__TASK REQUIREMENTS__:
Filter the items below, copying out every line that contains the string "hetedl". The match is case-sensitive.

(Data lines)
[start]

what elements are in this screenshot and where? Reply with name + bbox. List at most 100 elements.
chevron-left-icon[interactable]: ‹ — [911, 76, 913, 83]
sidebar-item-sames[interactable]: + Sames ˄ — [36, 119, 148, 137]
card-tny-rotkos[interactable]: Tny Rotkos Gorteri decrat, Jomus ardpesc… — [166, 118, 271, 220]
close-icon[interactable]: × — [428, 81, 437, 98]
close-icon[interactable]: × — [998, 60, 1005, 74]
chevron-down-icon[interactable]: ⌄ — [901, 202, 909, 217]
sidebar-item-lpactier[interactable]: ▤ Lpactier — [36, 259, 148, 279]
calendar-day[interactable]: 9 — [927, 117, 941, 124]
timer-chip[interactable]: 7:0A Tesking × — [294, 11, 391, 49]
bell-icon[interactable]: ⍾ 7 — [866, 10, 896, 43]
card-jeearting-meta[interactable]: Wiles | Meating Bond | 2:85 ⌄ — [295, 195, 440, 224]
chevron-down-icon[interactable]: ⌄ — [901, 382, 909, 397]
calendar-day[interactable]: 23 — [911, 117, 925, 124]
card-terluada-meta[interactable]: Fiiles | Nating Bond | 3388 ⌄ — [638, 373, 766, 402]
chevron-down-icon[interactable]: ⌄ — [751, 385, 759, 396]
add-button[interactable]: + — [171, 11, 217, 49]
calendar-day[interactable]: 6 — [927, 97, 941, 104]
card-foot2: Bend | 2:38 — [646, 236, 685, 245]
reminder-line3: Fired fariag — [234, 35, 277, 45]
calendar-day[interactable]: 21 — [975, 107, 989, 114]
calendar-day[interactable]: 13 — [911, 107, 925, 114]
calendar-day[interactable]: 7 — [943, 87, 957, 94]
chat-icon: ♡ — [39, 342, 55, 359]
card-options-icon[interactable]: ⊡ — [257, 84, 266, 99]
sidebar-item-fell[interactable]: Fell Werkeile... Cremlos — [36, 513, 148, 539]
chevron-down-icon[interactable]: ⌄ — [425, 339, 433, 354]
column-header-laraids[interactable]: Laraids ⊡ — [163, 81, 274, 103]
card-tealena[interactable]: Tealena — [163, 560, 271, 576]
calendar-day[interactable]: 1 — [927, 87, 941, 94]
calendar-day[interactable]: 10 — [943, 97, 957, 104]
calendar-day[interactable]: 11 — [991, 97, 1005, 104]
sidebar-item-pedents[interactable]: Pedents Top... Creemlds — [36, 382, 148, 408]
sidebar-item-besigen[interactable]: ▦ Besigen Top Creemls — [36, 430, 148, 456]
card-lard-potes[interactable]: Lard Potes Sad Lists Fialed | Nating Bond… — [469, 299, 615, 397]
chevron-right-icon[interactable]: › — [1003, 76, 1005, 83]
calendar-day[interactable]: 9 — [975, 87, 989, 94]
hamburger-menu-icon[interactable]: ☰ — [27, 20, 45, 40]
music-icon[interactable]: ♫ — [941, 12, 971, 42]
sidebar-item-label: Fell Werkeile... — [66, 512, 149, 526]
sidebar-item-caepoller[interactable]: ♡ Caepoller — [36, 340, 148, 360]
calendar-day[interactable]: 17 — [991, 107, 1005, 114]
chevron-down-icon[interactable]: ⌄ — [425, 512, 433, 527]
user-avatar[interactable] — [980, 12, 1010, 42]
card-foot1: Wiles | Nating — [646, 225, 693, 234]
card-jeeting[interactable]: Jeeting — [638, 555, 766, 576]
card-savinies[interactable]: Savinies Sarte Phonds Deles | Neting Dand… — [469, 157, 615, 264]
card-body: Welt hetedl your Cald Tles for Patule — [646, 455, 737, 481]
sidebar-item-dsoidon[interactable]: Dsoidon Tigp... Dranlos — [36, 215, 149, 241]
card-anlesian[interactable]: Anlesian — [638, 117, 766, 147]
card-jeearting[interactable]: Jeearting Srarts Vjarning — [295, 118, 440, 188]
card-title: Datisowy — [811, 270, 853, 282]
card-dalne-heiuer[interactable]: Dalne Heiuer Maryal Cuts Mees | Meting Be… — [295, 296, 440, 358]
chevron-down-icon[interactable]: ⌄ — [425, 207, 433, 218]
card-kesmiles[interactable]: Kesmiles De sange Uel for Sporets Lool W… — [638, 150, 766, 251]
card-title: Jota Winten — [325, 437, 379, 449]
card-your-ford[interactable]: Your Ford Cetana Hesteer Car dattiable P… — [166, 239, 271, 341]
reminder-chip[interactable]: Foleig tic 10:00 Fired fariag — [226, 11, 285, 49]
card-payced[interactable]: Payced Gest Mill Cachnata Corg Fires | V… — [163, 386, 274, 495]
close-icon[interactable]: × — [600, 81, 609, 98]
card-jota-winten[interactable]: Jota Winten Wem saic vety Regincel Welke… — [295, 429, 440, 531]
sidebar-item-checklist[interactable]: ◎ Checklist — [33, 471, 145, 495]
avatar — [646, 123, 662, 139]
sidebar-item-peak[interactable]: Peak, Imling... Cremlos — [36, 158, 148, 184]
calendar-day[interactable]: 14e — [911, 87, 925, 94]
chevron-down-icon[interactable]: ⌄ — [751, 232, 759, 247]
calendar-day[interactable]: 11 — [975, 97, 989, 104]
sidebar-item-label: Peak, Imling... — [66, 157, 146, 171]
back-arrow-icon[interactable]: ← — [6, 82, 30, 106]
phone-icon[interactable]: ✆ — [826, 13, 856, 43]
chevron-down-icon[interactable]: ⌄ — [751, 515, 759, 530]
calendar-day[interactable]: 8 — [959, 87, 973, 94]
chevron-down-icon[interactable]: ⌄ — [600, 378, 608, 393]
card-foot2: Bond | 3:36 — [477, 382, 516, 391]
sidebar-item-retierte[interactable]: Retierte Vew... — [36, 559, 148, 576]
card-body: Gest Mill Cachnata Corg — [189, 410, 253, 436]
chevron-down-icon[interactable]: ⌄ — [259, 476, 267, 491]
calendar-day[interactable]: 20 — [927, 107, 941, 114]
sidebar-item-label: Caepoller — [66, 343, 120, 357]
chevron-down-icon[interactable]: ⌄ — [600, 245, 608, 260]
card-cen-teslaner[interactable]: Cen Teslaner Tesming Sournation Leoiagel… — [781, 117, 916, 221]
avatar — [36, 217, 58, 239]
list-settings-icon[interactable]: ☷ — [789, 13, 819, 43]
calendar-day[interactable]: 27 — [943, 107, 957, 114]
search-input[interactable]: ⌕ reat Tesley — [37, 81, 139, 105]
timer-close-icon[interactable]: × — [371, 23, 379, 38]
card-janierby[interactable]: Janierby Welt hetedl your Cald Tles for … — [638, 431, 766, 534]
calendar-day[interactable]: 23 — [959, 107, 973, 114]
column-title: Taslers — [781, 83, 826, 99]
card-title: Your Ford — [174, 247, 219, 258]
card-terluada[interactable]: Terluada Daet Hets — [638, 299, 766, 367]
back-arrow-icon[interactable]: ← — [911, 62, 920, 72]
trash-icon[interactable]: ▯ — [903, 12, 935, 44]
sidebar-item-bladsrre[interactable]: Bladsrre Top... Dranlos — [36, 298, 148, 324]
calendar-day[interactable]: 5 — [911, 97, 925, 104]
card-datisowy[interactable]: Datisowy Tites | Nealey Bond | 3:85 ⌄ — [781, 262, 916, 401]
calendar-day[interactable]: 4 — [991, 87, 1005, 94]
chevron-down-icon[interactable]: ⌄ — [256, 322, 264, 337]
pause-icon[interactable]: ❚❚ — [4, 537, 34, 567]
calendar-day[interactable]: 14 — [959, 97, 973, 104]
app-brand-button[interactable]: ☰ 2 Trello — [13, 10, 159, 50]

[end]

__OUTPUT FOR THIS EXERCISE__:
card-body: Welt hetedl your Cald Tles for Patule — [646, 455, 737, 481]
card-janierby[interactable]: Janierby Welt hetedl your Cald Tles for … — [638, 431, 766, 534]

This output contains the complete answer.